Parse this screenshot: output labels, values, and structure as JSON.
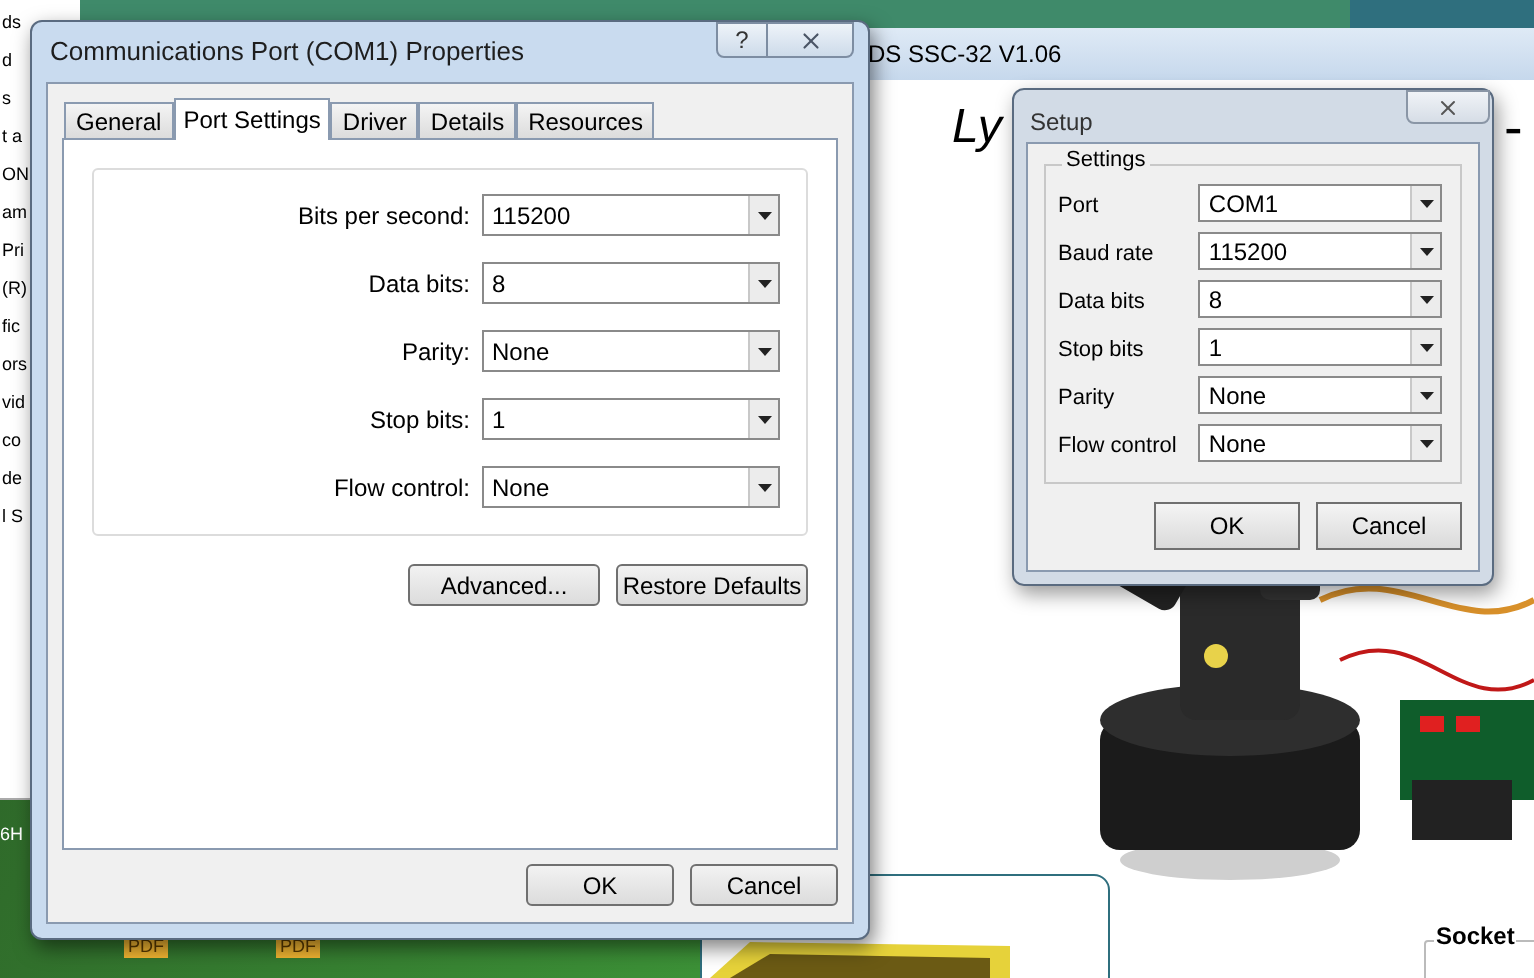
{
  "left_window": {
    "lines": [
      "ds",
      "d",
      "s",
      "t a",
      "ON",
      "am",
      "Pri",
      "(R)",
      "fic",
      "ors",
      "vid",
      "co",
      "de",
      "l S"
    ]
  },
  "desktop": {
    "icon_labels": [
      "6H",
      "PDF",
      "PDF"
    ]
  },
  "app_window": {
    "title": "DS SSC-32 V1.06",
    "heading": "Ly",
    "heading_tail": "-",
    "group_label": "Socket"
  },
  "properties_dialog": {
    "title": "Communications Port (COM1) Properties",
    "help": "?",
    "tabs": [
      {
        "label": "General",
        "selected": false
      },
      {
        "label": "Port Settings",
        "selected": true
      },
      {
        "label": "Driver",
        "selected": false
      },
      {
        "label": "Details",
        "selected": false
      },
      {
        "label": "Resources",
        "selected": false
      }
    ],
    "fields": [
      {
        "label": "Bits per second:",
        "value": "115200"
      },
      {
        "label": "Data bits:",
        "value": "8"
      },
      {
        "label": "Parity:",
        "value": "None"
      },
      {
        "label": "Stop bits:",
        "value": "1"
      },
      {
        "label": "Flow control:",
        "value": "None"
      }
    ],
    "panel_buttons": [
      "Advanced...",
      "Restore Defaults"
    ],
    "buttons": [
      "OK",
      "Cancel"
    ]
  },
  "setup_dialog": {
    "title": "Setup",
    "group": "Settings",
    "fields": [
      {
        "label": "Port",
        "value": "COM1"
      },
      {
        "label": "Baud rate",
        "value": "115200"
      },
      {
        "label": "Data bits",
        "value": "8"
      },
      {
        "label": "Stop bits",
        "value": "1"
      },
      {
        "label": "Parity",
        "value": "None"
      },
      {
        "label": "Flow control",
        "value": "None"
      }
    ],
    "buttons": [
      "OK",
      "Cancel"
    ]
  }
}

→ **Aim of the task**
The data above needs to be retyped exactly, with the images left out.

→ **Right answer**
Parse this screenshot: output labels, values, and structure as JSON.
{
  "left_window": {
    "lines": [
      "ds",
      "d",
      "s",
      "t a",
      "ON",
      "am",
      "Pri",
      "(R)",
      "fic",
      "ors",
      "vid",
      "co",
      "de",
      "l S"
    ]
  },
  "desktop": {
    "icon_labels": [
      "6H",
      "PDF",
      "PDF"
    ]
  },
  "app_window": {
    "title": "DS SSC-32 V1.06",
    "heading": "Ly",
    "heading_tail": "-",
    "group_label": "Socket"
  },
  "properties_dialog": {
    "title": "Communications Port (COM1) Properties",
    "help": "?",
    "tabs": [
      {
        "label": "General",
        "selected": false
      },
      {
        "label": "Port Settings",
        "selected": true
      },
      {
        "label": "Driver",
        "selected": false
      },
      {
        "label": "Details",
        "selected": false
      },
      {
        "label": "Resources",
        "selected": false
      }
    ],
    "fields": [
      {
        "label": "Bits per second:",
        "value": "115200"
      },
      {
        "label": "Data bits:",
        "value": "8"
      },
      {
        "label": "Parity:",
        "value": "None"
      },
      {
        "label": "Stop bits:",
        "value": "1"
      },
      {
        "label": "Flow control:",
        "value": "None"
      }
    ],
    "panel_buttons": [
      "Advanced...",
      "Restore Defaults"
    ],
    "buttons": [
      "OK",
      "Cancel"
    ]
  },
  "setup_dialog": {
    "title": "Setup",
    "group": "Settings",
    "fields": [
      {
        "label": "Port",
        "value": "COM1"
      },
      {
        "label": "Baud rate",
        "value": "115200"
      },
      {
        "label": "Data bits",
        "value": "8"
      },
      {
        "label": "Stop bits",
        "value": "1"
      },
      {
        "label": "Parity",
        "value": "None"
      },
      {
        "label": "Flow control",
        "value": "None"
      }
    ],
    "buttons": [
      "OK",
      "Cancel"
    ]
  }
}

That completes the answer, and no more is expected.